* What the task requires
Copy out the lines that include the word "Aufstieg".

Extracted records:

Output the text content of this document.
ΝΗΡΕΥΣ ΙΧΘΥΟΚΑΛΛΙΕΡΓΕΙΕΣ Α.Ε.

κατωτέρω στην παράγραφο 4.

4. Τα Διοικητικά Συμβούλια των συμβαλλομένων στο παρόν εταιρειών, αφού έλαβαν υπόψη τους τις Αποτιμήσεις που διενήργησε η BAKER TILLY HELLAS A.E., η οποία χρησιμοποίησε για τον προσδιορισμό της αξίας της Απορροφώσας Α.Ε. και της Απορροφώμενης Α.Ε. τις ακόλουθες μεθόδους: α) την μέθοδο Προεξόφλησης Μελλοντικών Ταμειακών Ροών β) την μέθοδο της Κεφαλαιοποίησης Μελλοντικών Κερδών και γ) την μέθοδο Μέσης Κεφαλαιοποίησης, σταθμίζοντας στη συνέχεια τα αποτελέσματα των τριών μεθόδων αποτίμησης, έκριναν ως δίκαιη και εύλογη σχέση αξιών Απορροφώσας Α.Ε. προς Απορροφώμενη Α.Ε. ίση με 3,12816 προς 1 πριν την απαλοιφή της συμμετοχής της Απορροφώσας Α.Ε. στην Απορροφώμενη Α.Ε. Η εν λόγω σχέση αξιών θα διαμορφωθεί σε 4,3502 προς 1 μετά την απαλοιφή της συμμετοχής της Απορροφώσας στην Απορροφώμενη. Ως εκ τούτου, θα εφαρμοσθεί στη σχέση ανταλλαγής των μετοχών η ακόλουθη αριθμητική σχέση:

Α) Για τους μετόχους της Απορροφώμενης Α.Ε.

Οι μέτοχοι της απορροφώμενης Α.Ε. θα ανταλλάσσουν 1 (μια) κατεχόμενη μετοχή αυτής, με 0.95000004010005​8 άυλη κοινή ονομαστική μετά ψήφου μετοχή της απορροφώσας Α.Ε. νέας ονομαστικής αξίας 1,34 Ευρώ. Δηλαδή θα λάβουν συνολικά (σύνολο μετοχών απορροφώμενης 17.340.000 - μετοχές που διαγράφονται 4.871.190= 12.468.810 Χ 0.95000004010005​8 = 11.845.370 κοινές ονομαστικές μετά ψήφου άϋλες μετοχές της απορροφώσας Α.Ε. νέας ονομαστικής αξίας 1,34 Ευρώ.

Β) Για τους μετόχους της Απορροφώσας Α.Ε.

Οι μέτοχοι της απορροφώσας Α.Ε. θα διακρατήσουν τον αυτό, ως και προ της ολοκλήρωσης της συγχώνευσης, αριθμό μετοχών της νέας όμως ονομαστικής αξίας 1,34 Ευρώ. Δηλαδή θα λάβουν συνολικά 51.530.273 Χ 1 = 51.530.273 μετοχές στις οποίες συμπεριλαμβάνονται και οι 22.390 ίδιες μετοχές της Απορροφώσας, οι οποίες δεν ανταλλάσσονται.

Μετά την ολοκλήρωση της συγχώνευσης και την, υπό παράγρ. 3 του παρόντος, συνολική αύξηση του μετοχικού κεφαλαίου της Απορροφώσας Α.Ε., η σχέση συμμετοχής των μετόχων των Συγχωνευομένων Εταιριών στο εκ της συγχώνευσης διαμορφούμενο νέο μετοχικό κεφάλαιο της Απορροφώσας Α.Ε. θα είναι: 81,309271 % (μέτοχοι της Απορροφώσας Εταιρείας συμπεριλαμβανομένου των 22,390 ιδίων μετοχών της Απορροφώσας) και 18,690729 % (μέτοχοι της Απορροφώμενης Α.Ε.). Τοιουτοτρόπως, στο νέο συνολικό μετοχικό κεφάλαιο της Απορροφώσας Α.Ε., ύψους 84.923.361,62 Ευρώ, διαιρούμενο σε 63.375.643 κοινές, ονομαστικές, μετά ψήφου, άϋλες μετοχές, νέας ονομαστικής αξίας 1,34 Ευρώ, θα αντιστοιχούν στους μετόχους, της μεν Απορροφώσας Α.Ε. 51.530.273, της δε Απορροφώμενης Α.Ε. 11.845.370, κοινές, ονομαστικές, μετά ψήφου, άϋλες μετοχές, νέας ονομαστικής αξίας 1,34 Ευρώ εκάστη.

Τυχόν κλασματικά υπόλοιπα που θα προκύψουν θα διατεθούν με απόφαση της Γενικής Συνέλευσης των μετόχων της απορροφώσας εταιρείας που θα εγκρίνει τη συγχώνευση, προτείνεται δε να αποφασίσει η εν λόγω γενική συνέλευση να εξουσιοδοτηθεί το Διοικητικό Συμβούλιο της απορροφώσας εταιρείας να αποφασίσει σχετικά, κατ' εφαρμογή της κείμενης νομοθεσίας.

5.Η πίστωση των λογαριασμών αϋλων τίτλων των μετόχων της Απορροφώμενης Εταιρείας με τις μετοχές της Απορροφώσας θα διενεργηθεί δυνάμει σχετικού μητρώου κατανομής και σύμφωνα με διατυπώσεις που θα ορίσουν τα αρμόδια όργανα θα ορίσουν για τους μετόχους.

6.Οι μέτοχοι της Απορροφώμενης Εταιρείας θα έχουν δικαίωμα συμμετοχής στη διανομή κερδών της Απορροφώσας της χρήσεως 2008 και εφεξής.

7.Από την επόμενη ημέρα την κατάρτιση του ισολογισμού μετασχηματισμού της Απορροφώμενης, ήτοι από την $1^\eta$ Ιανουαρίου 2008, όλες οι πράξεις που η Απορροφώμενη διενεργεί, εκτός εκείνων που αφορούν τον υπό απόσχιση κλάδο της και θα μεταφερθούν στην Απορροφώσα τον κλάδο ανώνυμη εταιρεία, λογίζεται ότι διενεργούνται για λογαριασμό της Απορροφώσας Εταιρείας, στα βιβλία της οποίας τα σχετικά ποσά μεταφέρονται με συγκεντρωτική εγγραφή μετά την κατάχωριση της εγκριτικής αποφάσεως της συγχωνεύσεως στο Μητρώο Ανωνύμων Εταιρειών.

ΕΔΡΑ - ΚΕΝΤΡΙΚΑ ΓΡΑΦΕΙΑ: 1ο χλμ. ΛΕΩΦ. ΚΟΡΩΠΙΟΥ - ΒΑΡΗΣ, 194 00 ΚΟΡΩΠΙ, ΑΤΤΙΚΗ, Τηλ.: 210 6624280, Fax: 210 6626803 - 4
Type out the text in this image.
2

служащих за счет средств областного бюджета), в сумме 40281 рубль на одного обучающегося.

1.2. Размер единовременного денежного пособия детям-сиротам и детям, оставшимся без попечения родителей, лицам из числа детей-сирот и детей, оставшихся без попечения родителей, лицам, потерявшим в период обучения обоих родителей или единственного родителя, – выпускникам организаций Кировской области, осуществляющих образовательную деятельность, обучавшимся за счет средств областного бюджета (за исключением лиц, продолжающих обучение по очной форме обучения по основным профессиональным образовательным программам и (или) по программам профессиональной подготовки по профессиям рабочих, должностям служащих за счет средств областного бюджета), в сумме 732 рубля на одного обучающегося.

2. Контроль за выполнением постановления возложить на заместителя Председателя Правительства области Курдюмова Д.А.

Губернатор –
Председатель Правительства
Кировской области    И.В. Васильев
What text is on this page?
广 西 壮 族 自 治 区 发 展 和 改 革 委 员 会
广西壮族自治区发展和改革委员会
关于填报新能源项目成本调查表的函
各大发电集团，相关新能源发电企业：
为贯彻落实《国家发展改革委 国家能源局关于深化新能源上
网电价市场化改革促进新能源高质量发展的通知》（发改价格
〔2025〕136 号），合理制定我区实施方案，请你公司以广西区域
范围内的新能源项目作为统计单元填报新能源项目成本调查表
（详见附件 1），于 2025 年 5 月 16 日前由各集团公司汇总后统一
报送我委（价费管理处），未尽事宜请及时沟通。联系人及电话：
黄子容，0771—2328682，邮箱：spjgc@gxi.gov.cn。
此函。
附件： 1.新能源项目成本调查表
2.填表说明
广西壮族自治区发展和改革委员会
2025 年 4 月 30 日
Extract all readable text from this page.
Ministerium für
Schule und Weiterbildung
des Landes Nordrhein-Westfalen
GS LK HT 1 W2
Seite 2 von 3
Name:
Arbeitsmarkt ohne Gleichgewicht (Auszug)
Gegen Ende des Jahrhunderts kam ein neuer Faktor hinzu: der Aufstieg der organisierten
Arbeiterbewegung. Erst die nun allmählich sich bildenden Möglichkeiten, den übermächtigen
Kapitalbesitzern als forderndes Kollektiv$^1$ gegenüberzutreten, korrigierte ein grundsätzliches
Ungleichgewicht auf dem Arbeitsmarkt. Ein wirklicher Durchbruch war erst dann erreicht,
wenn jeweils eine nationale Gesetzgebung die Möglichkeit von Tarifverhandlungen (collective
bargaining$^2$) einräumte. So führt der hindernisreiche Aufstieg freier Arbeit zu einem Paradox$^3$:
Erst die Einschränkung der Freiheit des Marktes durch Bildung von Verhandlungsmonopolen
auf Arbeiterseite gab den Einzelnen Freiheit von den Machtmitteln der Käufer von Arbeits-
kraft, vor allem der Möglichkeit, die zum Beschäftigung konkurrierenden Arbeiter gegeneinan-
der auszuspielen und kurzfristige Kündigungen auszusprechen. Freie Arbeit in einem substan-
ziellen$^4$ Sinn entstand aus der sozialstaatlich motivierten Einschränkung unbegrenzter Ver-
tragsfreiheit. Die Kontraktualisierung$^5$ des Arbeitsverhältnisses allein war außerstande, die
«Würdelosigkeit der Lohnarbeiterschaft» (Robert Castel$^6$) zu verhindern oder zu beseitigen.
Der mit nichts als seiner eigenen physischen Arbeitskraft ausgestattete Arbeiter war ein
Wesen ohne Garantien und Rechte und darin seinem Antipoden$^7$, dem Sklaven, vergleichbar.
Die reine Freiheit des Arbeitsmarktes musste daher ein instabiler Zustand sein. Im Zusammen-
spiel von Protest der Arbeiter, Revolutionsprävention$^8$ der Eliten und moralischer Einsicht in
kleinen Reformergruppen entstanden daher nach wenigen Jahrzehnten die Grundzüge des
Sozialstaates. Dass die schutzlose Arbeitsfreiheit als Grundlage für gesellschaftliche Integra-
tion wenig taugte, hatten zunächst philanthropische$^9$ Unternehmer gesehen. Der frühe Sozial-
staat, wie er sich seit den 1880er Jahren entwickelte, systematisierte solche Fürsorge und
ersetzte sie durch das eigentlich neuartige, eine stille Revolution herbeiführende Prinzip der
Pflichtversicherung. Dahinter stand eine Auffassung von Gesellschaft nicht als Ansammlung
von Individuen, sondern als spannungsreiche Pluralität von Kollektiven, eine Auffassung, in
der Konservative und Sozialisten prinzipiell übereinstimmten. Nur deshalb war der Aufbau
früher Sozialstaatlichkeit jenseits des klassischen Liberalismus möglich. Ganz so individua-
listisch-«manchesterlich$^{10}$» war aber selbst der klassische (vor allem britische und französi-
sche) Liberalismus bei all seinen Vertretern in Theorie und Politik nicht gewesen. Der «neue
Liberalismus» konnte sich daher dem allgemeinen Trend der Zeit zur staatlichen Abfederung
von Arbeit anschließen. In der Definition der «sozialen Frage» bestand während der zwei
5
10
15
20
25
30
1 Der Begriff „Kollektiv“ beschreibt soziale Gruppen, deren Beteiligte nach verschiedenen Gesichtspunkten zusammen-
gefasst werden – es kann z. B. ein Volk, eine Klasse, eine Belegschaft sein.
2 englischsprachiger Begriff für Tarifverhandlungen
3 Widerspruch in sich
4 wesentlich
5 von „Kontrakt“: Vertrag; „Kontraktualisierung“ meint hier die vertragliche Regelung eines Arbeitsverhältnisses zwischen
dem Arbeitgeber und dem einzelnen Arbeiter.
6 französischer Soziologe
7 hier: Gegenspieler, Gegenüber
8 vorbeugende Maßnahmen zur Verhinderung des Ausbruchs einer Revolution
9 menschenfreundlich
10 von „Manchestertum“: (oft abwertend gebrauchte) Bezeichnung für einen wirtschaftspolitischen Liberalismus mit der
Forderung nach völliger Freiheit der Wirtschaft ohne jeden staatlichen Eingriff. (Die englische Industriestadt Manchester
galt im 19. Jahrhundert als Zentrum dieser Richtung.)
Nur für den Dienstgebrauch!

* Answer to this task
Gegen Ende des Jahrhunderts kam ein neuer Faktor hinzu: der Aufstieg der organisierten
bargaining$^2$) einräumte. So führt der hindernisreiche Aufstieg freier Arbeit zu einem Paradox$^3$:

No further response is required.